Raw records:

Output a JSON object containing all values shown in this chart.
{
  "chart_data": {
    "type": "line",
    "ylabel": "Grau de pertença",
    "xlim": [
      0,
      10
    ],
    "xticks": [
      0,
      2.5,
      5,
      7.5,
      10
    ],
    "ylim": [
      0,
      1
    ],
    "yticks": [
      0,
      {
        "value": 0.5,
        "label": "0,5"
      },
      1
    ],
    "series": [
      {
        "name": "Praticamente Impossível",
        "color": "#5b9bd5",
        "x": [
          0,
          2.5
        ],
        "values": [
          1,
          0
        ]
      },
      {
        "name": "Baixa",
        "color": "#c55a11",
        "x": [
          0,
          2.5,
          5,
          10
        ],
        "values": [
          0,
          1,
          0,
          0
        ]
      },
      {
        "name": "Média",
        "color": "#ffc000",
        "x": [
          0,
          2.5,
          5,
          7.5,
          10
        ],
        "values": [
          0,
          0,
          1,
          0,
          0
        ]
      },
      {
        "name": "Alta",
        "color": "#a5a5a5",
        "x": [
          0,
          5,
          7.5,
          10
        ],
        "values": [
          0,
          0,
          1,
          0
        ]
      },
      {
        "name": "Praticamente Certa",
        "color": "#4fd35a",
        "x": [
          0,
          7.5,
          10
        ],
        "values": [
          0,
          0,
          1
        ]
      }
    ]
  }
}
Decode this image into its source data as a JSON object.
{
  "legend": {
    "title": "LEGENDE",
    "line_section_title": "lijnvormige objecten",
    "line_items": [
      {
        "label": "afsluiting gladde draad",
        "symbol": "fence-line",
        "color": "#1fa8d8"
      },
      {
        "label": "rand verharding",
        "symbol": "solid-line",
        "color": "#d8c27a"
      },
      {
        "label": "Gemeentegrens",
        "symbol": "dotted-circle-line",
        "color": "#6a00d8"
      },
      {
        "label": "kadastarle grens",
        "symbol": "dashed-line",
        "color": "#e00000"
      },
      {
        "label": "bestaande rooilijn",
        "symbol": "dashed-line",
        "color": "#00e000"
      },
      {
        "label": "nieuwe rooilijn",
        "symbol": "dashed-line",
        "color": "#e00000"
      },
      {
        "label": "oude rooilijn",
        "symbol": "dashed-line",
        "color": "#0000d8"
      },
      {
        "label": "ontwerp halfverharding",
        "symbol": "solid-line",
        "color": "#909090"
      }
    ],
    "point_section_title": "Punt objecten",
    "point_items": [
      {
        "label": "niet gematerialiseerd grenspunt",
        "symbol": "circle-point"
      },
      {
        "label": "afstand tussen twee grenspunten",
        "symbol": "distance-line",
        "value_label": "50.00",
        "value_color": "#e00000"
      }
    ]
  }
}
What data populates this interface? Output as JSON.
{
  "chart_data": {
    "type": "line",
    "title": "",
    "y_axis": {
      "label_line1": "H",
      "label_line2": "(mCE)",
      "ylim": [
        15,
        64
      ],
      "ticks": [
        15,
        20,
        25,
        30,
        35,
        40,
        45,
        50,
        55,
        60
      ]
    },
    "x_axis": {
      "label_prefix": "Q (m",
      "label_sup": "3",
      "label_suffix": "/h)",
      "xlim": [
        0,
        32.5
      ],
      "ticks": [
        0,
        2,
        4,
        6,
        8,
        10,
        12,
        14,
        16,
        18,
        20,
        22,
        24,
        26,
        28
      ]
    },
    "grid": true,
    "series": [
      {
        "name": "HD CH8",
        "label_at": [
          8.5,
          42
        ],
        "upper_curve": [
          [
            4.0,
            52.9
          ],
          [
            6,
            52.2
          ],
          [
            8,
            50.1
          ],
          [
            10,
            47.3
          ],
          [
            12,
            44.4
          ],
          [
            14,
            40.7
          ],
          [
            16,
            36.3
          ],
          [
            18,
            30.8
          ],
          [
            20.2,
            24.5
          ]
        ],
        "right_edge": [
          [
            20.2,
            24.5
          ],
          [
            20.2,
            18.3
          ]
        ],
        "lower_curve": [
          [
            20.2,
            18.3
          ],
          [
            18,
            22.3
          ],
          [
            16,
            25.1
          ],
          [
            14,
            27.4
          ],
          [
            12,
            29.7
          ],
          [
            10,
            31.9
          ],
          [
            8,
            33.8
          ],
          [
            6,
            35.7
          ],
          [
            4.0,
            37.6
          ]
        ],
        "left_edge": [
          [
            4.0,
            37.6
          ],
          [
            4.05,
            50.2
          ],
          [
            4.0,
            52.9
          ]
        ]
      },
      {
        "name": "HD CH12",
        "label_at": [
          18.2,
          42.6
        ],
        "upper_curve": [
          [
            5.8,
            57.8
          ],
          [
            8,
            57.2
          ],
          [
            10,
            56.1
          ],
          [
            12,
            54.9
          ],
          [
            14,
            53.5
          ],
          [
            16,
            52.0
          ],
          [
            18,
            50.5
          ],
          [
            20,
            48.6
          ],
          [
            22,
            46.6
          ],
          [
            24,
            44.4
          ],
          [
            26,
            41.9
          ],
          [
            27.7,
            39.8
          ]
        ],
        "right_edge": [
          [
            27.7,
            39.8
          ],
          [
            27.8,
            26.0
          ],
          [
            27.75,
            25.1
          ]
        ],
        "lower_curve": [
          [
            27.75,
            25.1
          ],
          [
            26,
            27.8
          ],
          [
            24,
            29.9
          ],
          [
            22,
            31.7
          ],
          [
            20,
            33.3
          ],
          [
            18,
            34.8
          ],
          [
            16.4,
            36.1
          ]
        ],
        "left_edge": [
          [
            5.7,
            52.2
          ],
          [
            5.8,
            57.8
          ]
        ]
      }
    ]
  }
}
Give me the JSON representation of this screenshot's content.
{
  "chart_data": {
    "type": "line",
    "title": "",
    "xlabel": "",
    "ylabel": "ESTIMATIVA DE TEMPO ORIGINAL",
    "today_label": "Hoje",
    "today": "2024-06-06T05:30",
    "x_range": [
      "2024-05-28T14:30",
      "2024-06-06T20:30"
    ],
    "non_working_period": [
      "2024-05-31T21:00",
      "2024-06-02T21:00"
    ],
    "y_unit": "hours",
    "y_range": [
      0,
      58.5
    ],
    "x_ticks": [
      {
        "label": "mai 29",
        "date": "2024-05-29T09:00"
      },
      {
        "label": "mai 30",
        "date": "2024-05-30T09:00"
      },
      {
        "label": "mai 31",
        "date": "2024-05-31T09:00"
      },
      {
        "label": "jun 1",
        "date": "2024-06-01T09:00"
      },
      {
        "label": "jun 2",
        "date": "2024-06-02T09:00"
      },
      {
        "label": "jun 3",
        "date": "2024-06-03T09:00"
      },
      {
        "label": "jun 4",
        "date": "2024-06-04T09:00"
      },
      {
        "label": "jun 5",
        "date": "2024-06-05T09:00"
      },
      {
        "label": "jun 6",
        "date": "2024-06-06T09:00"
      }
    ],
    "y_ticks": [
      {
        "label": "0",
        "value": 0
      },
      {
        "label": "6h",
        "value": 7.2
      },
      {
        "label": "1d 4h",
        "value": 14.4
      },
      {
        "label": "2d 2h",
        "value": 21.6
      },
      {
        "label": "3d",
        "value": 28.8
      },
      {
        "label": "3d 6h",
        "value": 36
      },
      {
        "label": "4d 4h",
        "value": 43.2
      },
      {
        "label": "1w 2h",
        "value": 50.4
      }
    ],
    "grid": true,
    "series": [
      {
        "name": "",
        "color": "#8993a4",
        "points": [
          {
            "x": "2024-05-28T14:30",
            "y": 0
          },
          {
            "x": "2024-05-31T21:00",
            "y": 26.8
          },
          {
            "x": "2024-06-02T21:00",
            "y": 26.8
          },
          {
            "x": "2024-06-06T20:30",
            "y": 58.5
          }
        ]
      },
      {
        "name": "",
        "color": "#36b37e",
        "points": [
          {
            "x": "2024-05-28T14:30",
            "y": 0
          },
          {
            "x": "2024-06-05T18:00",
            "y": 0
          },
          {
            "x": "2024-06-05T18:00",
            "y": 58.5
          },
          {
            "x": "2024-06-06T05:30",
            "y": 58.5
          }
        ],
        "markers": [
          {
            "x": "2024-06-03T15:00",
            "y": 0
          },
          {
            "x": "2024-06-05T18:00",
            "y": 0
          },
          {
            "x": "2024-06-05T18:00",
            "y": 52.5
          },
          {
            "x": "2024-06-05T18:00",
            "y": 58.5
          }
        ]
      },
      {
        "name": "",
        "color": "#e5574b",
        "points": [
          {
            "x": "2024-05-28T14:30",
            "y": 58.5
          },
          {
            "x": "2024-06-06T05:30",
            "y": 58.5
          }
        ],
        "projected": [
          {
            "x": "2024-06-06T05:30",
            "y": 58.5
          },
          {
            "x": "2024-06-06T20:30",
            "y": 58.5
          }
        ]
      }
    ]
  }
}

[Requirement]:
Find the word "Praticamente" in the data and copy out each line where it turns up.

[Task output]:
        "name": "Praticamente Impossível",
        "name": "Praticamente Certa",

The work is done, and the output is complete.